**EXERCISE DETAILS:**
Reproduce the full listing that appears beneath this instruction exactly.

###

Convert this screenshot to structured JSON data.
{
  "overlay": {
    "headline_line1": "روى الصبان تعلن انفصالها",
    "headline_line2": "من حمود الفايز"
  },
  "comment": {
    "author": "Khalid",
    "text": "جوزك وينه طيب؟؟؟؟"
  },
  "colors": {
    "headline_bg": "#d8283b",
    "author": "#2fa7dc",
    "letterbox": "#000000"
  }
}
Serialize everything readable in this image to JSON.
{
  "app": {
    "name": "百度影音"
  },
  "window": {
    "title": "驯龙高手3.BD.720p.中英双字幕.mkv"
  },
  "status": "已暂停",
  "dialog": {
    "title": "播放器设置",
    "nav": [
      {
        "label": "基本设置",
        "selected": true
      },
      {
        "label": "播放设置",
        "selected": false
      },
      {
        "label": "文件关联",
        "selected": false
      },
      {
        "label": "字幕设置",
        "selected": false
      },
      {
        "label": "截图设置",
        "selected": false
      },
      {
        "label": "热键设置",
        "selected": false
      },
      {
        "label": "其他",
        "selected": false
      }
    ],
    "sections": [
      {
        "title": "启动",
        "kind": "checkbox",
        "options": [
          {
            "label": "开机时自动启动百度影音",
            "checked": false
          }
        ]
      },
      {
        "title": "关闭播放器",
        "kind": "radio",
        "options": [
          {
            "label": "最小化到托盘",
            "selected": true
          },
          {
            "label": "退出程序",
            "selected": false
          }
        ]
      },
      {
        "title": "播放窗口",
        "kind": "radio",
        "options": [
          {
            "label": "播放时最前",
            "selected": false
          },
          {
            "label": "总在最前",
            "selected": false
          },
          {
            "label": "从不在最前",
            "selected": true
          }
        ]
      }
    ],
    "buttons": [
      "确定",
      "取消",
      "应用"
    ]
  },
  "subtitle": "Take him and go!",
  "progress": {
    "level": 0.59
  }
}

###

**RESPONSE TO THIS TASK:**
Convert this screenshot to structured JSON data.
{
  "overlay": {
    "headline_line1": "روى الصبان تعلن انفصالها",
    "headline_line2": "من حمود الفايز"
  },
  "comment": {
    "author": "Khalid",
    "text": "جوزك وينه طيب؟؟؟؟"
  },
  "colors": {
    "headline_bg": "#d8283b",
    "author": "#2fa7dc",
    "letterbox": "#000000"
  }
}
Serialize everything readable in this image to JSON.
{
  "app": {
    "name": "百度影音"
  },
  "window": {
    "title": "驯龙高手3.BD.720p.中英双字幕.mkv"
  },
  "status": "已暂停",
  "dialog": {
    "title": "播放器设置",
    "nav": [
      {
        "label": "基本设置",
        "selected": true
      },
      {
        "label": "播放设置",
        "selected": false
      },
      {
        "label": "文件关联",
        "selected": false
      },
      {
        "label": "字幕设置",
        "selected": false
      },
      {
        "label": "截图设置",
        "selected": false
      },
      {
        "label": "热键设置",
        "selected": false
      },
      {
        "label": "其他",
        "selected": false
      }
    ],
    "sections": [
      {
        "title": "启动",
        "kind": "checkbox",
        "options": [
          {
            "label": "开机时自动启动百度影音",
            "checked": false
          }
        ]
      },
      {
        "title": "关闭播放器",
        "kind": "radio",
        "options": [
          {
            "label": "最小化到托盘",
            "selected": true
          },
          {
            "label": "退出程序",
            "selected": false
          }
        ]
      },
      {
        "title": "播放窗口",
        "kind": "radio",
        "options": [
          {
            "label": "播放时最前",
            "selected": false
          },
          {
            "label": "总在最前",
            "selected": false
          },
          {
            "label": "从不在最前",
            "selected": true
          }
        ]
      }
    ],
    "buttons": [
      "确定",
      "取消",
      "应用"
    ]
  },
  "subtitle": "Take him and go!",
  "progress": {
    "level": 0.59
  }
}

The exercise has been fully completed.